TASK INSTRUCTIONS: Return the lines below that carry the word "Ангела".

(Data records)
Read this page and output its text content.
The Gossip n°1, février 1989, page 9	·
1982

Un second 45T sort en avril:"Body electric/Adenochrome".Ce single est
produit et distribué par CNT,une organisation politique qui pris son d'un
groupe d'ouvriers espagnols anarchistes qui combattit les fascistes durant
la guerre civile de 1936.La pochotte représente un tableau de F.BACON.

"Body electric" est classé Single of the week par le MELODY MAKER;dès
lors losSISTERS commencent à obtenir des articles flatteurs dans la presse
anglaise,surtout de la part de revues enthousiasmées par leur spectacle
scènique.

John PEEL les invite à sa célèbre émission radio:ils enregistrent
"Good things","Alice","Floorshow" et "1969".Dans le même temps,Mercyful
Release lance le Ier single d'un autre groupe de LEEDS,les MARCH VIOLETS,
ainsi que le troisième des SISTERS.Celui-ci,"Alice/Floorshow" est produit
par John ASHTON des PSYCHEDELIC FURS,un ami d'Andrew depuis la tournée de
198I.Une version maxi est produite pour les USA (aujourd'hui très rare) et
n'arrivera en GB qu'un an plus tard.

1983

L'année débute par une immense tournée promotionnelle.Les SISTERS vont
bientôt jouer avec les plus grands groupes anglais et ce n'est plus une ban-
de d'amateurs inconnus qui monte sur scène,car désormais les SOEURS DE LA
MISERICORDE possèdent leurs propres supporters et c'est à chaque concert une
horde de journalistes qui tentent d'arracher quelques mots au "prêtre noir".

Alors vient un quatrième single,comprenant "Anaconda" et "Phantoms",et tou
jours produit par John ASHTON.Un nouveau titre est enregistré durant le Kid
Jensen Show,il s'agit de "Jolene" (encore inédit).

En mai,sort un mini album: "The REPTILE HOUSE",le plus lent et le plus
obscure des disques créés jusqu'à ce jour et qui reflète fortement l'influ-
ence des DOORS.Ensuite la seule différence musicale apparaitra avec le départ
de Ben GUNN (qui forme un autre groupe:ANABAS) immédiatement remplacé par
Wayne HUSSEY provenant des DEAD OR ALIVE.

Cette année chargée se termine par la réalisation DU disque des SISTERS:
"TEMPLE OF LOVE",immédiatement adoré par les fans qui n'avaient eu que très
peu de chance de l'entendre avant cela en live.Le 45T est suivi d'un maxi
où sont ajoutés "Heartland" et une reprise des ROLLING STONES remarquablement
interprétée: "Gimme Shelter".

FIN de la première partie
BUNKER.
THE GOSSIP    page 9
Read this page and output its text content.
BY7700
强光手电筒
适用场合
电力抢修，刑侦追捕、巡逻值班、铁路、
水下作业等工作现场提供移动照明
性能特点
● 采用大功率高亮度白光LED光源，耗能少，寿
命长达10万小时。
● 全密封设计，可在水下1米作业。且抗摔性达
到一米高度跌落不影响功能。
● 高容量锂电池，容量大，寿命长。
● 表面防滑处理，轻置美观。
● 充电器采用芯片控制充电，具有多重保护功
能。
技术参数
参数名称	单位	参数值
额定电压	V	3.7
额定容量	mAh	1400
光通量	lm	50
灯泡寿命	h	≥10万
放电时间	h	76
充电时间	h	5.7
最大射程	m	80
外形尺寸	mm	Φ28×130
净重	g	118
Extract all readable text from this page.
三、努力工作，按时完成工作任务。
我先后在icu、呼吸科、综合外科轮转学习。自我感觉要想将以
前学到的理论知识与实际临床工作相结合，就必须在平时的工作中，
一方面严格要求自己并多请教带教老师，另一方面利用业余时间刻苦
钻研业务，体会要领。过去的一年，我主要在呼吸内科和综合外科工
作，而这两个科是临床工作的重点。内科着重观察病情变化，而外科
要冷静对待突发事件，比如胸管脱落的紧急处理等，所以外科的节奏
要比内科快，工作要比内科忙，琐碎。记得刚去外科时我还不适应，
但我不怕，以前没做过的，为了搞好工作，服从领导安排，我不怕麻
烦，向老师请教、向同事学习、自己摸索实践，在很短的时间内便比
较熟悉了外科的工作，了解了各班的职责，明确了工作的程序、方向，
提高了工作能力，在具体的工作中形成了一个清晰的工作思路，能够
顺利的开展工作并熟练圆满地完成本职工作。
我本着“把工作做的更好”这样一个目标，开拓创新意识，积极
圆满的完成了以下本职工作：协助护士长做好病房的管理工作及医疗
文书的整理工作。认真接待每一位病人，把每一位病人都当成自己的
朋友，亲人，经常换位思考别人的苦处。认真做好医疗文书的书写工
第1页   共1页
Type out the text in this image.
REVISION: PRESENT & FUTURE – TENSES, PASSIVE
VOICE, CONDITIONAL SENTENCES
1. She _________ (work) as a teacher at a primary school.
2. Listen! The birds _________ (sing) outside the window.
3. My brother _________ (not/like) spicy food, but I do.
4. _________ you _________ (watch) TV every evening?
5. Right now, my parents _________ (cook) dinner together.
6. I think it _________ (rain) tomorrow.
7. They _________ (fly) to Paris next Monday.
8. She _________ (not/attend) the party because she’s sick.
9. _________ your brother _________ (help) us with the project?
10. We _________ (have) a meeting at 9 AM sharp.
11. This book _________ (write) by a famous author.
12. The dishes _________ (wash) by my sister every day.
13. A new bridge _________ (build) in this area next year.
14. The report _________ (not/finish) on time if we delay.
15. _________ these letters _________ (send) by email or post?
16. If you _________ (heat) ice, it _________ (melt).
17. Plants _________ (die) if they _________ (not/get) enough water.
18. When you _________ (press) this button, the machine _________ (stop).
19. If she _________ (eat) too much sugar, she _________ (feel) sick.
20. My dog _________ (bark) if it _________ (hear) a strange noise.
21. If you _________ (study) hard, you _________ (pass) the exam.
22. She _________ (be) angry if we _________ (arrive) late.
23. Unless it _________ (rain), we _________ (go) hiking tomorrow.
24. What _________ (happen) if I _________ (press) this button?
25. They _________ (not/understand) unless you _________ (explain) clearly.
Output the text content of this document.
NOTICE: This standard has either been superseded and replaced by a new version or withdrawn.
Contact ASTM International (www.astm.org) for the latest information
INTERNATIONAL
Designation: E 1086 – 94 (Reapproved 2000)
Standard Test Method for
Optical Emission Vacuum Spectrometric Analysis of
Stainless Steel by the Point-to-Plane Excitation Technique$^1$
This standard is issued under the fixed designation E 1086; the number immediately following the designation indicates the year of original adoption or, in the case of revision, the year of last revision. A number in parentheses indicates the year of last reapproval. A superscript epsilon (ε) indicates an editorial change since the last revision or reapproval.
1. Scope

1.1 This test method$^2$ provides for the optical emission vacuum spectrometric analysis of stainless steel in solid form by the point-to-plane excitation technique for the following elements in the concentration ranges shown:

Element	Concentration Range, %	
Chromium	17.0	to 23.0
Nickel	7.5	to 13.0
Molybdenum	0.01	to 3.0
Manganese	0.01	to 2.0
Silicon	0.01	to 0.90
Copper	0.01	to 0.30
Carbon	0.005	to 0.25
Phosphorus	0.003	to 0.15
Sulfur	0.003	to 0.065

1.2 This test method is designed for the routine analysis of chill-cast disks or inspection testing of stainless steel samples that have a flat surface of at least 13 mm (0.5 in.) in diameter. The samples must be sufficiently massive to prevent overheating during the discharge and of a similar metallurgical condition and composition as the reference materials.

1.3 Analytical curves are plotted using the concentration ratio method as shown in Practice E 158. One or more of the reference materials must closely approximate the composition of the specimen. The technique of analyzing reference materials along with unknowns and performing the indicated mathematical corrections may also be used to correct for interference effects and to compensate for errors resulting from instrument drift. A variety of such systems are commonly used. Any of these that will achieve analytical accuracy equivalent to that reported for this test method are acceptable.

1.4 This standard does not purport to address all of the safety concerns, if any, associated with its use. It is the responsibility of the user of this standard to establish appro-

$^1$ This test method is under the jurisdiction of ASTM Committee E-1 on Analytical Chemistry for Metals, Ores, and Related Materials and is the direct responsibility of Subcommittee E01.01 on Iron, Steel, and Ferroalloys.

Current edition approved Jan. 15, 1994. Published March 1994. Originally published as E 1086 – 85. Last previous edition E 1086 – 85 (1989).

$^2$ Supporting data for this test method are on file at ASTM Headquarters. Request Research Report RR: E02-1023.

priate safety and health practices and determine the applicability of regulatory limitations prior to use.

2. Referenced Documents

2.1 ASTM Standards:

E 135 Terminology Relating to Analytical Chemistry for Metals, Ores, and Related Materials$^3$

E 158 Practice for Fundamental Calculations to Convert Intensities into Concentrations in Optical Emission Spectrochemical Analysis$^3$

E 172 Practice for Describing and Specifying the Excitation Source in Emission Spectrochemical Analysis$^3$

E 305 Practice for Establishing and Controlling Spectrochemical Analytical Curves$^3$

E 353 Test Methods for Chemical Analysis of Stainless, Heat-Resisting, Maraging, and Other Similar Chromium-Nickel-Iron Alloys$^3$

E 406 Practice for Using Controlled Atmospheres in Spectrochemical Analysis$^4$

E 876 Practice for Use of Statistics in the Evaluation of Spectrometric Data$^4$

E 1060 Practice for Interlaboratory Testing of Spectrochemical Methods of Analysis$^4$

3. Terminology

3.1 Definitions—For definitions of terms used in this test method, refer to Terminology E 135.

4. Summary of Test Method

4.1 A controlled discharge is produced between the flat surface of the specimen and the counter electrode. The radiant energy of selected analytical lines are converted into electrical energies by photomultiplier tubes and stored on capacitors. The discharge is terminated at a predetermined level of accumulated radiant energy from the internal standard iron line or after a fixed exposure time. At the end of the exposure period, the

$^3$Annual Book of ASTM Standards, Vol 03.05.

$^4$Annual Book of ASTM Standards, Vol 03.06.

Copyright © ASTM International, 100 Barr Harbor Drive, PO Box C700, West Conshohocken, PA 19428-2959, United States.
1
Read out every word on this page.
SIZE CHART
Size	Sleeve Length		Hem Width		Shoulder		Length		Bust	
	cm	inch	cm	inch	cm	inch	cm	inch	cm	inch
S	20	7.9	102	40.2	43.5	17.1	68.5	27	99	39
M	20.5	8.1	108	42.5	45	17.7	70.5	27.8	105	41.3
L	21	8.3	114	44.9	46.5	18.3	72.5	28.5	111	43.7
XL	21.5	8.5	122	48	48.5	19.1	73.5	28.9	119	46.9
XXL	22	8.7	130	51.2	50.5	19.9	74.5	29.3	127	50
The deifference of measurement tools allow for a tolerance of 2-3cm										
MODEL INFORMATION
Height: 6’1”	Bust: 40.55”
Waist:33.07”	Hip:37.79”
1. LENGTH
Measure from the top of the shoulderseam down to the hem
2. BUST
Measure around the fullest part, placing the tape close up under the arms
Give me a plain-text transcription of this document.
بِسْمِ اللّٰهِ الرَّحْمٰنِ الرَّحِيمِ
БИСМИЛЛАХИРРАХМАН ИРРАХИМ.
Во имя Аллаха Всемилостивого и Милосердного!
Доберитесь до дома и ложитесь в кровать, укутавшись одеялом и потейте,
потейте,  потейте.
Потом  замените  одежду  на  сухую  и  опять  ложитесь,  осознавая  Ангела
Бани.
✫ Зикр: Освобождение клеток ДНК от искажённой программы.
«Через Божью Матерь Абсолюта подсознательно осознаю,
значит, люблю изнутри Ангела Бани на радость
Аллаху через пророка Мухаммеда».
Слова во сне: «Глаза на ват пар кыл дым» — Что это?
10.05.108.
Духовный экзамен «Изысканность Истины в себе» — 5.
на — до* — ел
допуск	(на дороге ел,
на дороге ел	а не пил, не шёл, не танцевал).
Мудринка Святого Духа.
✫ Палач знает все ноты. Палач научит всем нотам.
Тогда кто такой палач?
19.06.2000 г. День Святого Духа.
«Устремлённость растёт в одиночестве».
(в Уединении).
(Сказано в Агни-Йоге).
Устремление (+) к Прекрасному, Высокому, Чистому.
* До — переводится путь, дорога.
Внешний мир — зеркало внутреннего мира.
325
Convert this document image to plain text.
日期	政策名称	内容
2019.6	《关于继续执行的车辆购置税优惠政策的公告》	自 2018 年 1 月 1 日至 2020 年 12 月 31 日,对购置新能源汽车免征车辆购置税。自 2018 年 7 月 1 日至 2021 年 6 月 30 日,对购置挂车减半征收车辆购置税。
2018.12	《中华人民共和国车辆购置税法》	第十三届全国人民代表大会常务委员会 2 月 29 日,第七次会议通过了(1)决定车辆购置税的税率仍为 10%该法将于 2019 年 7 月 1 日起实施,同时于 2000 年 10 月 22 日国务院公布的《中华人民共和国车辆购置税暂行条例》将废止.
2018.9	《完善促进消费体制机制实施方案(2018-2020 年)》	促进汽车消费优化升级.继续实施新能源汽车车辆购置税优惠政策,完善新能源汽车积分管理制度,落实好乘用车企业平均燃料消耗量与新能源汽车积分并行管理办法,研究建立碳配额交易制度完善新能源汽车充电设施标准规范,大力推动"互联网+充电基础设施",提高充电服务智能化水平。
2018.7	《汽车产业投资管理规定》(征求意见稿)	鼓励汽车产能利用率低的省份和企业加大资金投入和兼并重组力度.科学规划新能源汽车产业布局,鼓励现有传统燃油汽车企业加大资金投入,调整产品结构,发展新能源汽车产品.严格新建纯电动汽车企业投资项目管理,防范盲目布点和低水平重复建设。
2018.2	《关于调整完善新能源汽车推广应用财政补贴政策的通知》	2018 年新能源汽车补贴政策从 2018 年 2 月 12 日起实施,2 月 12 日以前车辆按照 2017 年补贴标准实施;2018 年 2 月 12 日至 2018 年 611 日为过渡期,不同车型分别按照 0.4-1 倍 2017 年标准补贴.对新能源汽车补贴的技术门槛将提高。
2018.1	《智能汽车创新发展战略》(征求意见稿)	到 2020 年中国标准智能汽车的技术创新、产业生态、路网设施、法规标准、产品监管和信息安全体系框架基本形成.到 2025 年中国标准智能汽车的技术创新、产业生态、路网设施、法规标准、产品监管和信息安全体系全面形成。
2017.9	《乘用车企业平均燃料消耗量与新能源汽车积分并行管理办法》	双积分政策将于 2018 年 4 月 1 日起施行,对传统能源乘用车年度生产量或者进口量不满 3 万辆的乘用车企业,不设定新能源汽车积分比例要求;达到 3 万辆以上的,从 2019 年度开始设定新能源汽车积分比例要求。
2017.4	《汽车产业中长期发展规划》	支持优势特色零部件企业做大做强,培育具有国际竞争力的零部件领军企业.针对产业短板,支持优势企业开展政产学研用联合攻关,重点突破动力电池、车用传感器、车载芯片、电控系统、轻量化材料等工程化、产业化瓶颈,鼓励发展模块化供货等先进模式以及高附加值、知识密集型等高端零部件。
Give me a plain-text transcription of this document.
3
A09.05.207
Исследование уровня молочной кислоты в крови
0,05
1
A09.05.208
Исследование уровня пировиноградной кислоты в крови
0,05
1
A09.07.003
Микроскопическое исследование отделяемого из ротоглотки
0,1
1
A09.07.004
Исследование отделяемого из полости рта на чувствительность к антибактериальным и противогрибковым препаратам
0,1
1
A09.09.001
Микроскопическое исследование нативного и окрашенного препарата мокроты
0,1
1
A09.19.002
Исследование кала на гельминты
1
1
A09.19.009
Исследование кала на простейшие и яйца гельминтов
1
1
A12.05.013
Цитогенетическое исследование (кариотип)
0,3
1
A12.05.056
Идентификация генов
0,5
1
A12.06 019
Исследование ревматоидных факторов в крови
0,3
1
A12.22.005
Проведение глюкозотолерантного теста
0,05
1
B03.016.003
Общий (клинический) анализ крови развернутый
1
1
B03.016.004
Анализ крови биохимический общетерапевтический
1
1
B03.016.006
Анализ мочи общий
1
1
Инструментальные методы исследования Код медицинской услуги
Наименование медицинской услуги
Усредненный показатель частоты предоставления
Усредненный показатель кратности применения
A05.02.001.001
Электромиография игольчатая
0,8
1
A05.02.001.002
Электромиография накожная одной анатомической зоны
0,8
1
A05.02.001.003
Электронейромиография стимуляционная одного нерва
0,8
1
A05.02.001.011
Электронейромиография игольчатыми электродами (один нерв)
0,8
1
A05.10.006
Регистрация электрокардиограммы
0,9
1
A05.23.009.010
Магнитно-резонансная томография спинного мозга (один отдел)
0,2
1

TASK SOLUTION:
Потом  замените  одежду  на  сухую  и  опять  ложитесь,  осознавая  Ангела
значит, люблю изнутри Ангела Бани на радость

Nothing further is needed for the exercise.